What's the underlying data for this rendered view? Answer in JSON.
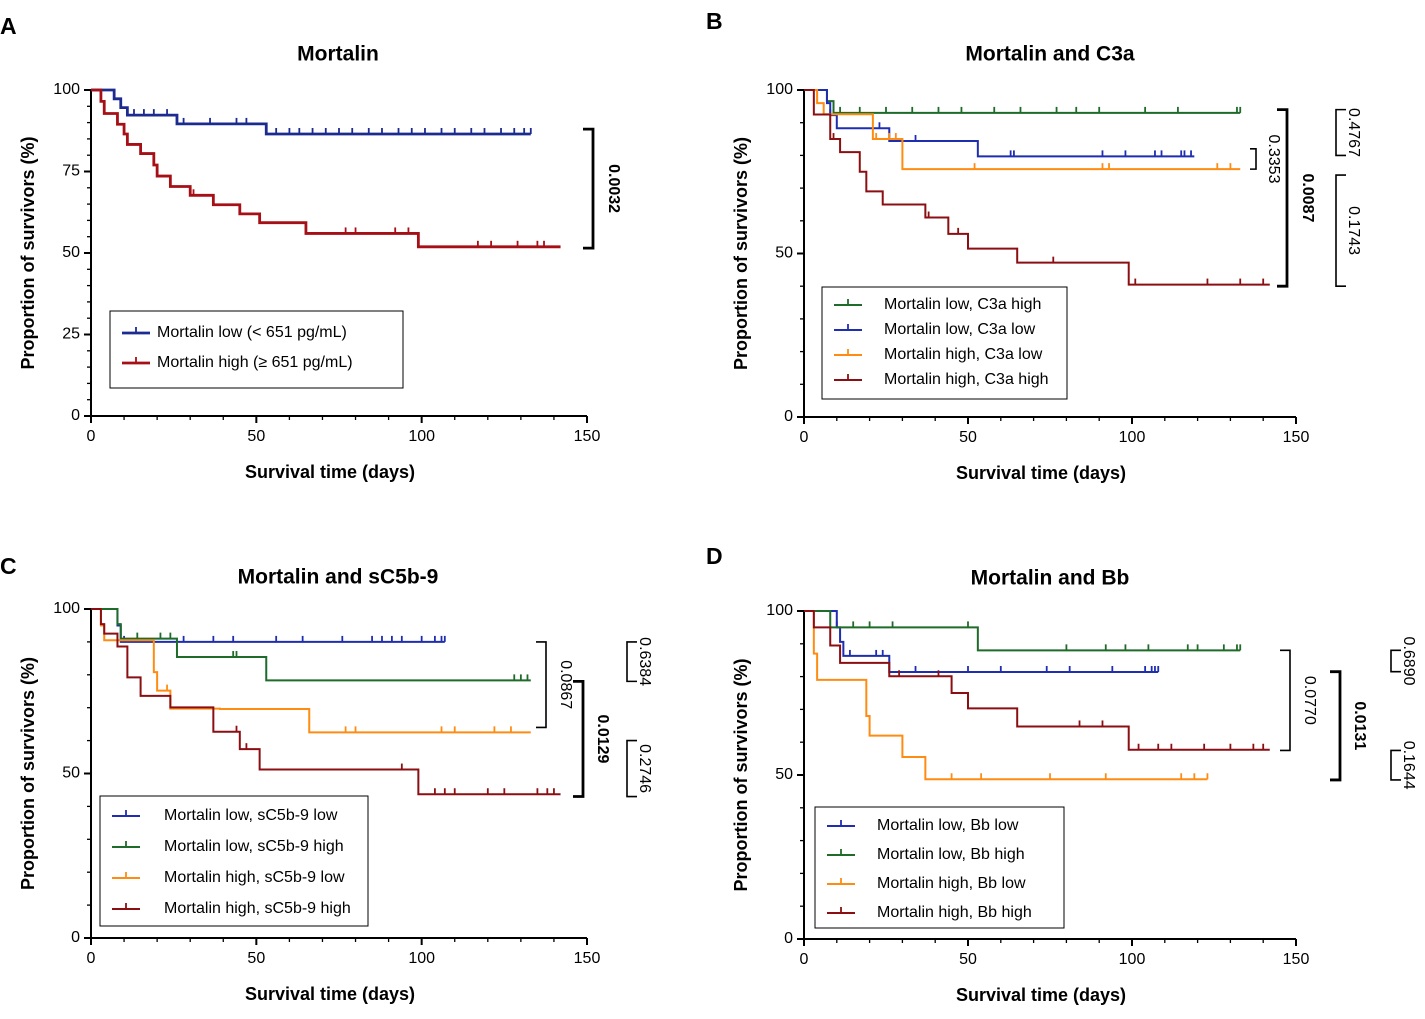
{
  "chart_data": [
    {
      "type": "line",
      "panel_letter": "A",
      "title": "Mortalin",
      "xlabel": "Survival time (days)",
      "ylabel": "Proportion of survivors (%)",
      "xlim": [
        0,
        150
      ],
      "ylim": [
        0,
        100
      ],
      "xticks": [
        "0",
        "50",
        "100",
        "150"
      ],
      "yticks": [
        "0",
        "25",
        "50",
        "75",
        "100"
      ],
      "legend_position": "bottom-left",
      "series": [
        {
          "name": "Mortalin low (< 651 pg/mL)",
          "color": "#1c2b8f",
          "steps": [
            [
              0,
              100
            ],
            [
              7,
              97.3
            ],
            [
              9,
              94.6
            ],
            [
              11,
              92.3
            ],
            [
              26,
              89.6
            ],
            [
              53,
              86.5
            ],
            [
              133,
              86.5
            ]
          ],
          "censors": [
            13,
            16,
            19,
            23,
            28,
            36,
            44,
            47,
            56,
            60,
            63,
            67,
            71,
            75,
            79,
            84,
            88,
            93,
            97,
            101,
            106,
            110,
            115,
            119,
            124,
            128,
            131,
            133
          ]
        },
        {
          "name": "Mortalin high (≥ 651 pg/mL)",
          "color": "#a50f15",
          "steps": [
            [
              0,
              100
            ],
            [
              3,
              96.5
            ],
            [
              4,
              92.8
            ],
            [
              8,
              89.5
            ],
            [
              10,
              86.5
            ],
            [
              11,
              83.3
            ],
            [
              15,
              80.5
            ],
            [
              19,
              77
            ],
            [
              20,
              73.6
            ],
            [
              24,
              70.4
            ],
            [
              30,
              67.7
            ],
            [
              37,
              64.8
            ],
            [
              45,
              62
            ],
            [
              51,
              59.3
            ],
            [
              65,
              56
            ],
            [
              99,
              51.9
            ],
            [
              142,
              51.9
            ]
          ],
          "censors": [
            31,
            77,
            80,
            92,
            96,
            117,
            121,
            129,
            135,
            137
          ]
        }
      ],
      "pvalues": [
        {
          "label": "0.0032",
          "bold": true,
          "y_top": 88,
          "y_bottom": 51.5
        }
      ]
    },
    {
      "type": "line",
      "panel_letter": "B",
      "title": "Mortalin and C3a",
      "xlabel": "Survival time (days)",
      "ylabel": "Proportion of survivors (%)",
      "xlim": [
        0,
        150
      ],
      "ylim": [
        0,
        100
      ],
      "xticks": [
        "0",
        "50",
        "100",
        "150"
      ],
      "yticks": [
        "0",
        "50",
        "100"
      ],
      "legend_position": "bottom-left",
      "series": [
        {
          "name": "Mortalin low,  C3a high",
          "color": "#1f6b2a",
          "steps": [
            [
              0,
              100
            ],
            [
              7,
              96.6
            ],
            [
              9,
              93
            ],
            [
              133,
              93
            ]
          ],
          "censors": [
            11,
            17,
            25,
            33,
            41,
            48,
            58,
            66,
            77,
            83,
            90,
            104,
            114,
            132,
            133
          ]
        },
        {
          "name": "Mortalin low,  C3a low",
          "color": "#1f2eb0",
          "steps": [
            [
              0,
              100
            ],
            [
              7,
              96
            ],
            [
              8,
              92.3
            ],
            [
              10,
              88.3
            ],
            [
              26,
              84.4
            ],
            [
              53,
              79.7
            ],
            [
              119,
              79.7
            ]
          ],
          "censors": [
            8,
            23,
            34,
            63,
            64,
            91,
            98,
            107,
            109,
            115,
            116,
            118
          ]
        },
        {
          "name": "Mortalin high, C3a low",
          "color": "#ff8c12",
          "steps": [
            [
              0,
              100
            ],
            [
              4,
              96
            ],
            [
              6,
              92.6
            ],
            [
              21,
              85
            ],
            [
              30,
              75.8
            ],
            [
              133,
              75.8
            ]
          ],
          "censors": [
            22,
            26,
            28,
            52,
            91,
            93,
            126,
            130
          ]
        },
        {
          "name": "Mortalin high, C3a high",
          "color": "#8b0f12",
          "steps": [
            [
              0,
              100
            ],
            [
              3,
              92.5
            ],
            [
              8,
              85
            ],
            [
              11,
              81
            ],
            [
              17,
              75
            ],
            [
              19,
              69
            ],
            [
              24,
              65
            ],
            [
              37,
              61
            ],
            [
              44,
              56
            ],
            [
              50,
              51.5
            ],
            [
              65,
              47.2
            ],
            [
              99,
              40.5
            ],
            [
              142,
              40.5
            ]
          ],
          "censors": [
            9,
            38,
            47,
            76,
            101,
            123,
            133,
            140
          ]
        }
      ],
      "pvalues": [
        {
          "label": "0.4767",
          "bold": false,
          "y_top": 94,
          "y_bottom": 80
        },
        {
          "label": "0.3353",
          "bold": false,
          "y_top": 82,
          "y_bottom": 75.8
        },
        {
          "label": "0.0087",
          "bold": true,
          "y_top": 94,
          "y_bottom": 40
        },
        {
          "label": "0.1743",
          "bold": false,
          "y_top": 74,
          "y_bottom": 40
        }
      ]
    },
    {
      "type": "line",
      "panel_letter": "C",
      "title": "Mortalin and sC5b-9",
      "xlabel": "Survival time (days)",
      "ylabel": "Proportion of survivors (%)",
      "xlim": [
        0,
        150
      ],
      "ylim": [
        0,
        100
      ],
      "xticks": [
        "0",
        "50",
        "100",
        "150"
      ],
      "yticks": [
        "0",
        "50",
        "100"
      ],
      "legend_position": "bottom-left",
      "series": [
        {
          "name": "Mortalin low, sC5b-9 low",
          "color": "#1f2eb0",
          "steps": [
            [
              0,
              100
            ],
            [
              8,
              95
            ],
            [
              9,
              90
            ],
            [
              107,
              90
            ]
          ],
          "censors": [
            10,
            28,
            37,
            43,
            56,
            64,
            76,
            85,
            88,
            91,
            94,
            100,
            104,
            106,
            107
          ]
        },
        {
          "name": "Mortalin low, sC5b-9 high",
          "color": "#1f6b2a",
          "steps": [
            [
              0,
              100
            ],
            [
              8,
              95.4
            ],
            [
              9,
              91
            ],
            [
              26,
              85.4
            ],
            [
              53,
              78.3
            ],
            [
              133,
              78.3
            ]
          ],
          "censors": [
            14,
            21,
            24,
            43,
            44,
            128,
            130,
            132
          ]
        },
        {
          "name": "Mortalin high, sC5b-9 low",
          "color": "#ff8c12",
          "steps": [
            [
              0,
              100
            ],
            [
              3,
              95
            ],
            [
              4,
              90.5
            ],
            [
              19,
              80.8
            ],
            [
              20,
              75.2
            ],
            [
              24,
              69.7
            ],
            [
              39,
              69.6
            ],
            [
              66,
              62.5
            ],
            [
              133,
              62.5
            ]
          ],
          "censors": [
            23,
            77,
            80,
            106,
            110,
            122,
            127
          ]
        },
        {
          "name": "Mortalin high, sC5b-9 high",
          "color": "#8b0f12",
          "steps": [
            [
              0,
              100
            ],
            [
              3,
              95.4
            ],
            [
              4,
              92.5
            ],
            [
              8,
              88.6
            ],
            [
              11,
              79.2
            ],
            [
              15,
              73.6
            ],
            [
              24,
              70.1
            ],
            [
              37,
              62.7
            ],
            [
              45,
              57.4
            ],
            [
              51,
              51.2
            ],
            [
              99,
              43.7
            ],
            [
              142,
              43.7
            ]
          ],
          "censors": [
            44,
            47,
            94,
            104,
            107,
            110,
            120,
            125,
            135,
            138,
            140
          ]
        }
      ],
      "pvalues": [
        {
          "label": "0.0867",
          "bold": false,
          "y_top": 90,
          "y_bottom": 64
        },
        {
          "label": "0.6384",
          "bold": false,
          "y_top": 90,
          "y_bottom": 78
        },
        {
          "label": "0.0129",
          "bold": true,
          "y_top": 78,
          "y_bottom": 43
        },
        {
          "label": "0.2746",
          "bold": false,
          "y_top": 60,
          "y_bottom": 43
        }
      ]
    },
    {
      "type": "line",
      "panel_letter": "D",
      "title": "Mortalin and Bb",
      "xlabel": "Survival time (days)",
      "ylabel": "Proportion of survivors (%)",
      "xlim": [
        0,
        150
      ],
      "ylim": [
        0,
        100
      ],
      "xticks": [
        "0",
        "50",
        "100",
        "150"
      ],
      "yticks": [
        "0",
        "50",
        "100"
      ],
      "legend_position": "bottom-left",
      "series": [
        {
          "name": "Mortalin low, Bb low",
          "color": "#1f2eb0",
          "steps": [
            [
              0,
              100
            ],
            [
              10,
              95
            ],
            [
              11,
              90.6
            ],
            [
              12,
              86.3
            ],
            [
              26,
              81.4
            ],
            [
              108,
              81.4
            ]
          ],
          "censors": [
            10,
            14,
            22,
            24,
            34,
            50,
            60,
            74,
            81,
            94,
            104,
            106,
            107,
            108
          ]
        },
        {
          "name": "Mortalin low, Bb high",
          "color": "#1f6b2a",
          "steps": [
            [
              0,
              100
            ],
            [
              8,
              95
            ],
            [
              53,
              88
            ],
            [
              133,
              88
            ]
          ],
          "censors": [
            15,
            20,
            27,
            50,
            80,
            92,
            98,
            105,
            117,
            120,
            128,
            132,
            133
          ]
        },
        {
          "name": "Mortalin high, Bb low",
          "color": "#ff8c12",
          "steps": [
            [
              0,
              100
            ],
            [
              3,
              87
            ],
            [
              4,
              79
            ],
            [
              19,
              68
            ],
            [
              20,
              62
            ],
            [
              30,
              55.5
            ],
            [
              37,
              48.7
            ],
            [
              123,
              48.7
            ]
          ],
          "censors": [
            45,
            54,
            75,
            92,
            115,
            119,
            123
          ]
        },
        {
          "name": "Mortalin high, Bb high",
          "color": "#8b0f12",
          "steps": [
            [
              0,
              100
            ],
            [
              3,
              95
            ],
            [
              8,
              89.5
            ],
            [
              11,
              84.2
            ],
            [
              26,
              80.1
            ],
            [
              45,
              75
            ],
            [
              50,
              70.3
            ],
            [
              65,
              64.8
            ],
            [
              99,
              57.7
            ],
            [
              142,
              57.7
            ]
          ],
          "censors": [
            29,
            41,
            84,
            91,
            102,
            108,
            112,
            122,
            130,
            137,
            140
          ]
        }
      ],
      "pvalues": [
        {
          "label": "0.0770",
          "bold": false,
          "y_top": 88,
          "y_bottom": 57.5
        },
        {
          "label": "0.6890",
          "bold": false,
          "y_top": 88,
          "y_bottom": 81.5
        },
        {
          "label": "0.0131",
          "bold": true,
          "y_top": 81.5,
          "y_bottom": 48.5
        },
        {
          "label": "0.1644",
          "bold": false,
          "y_top": 57.5,
          "y_bottom": 48.5
        }
      ]
    }
  ]
}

-------

■ **Your instructions**:
Give only the number of lines in the entries above that hold the string "high".

■ **Answer**:
10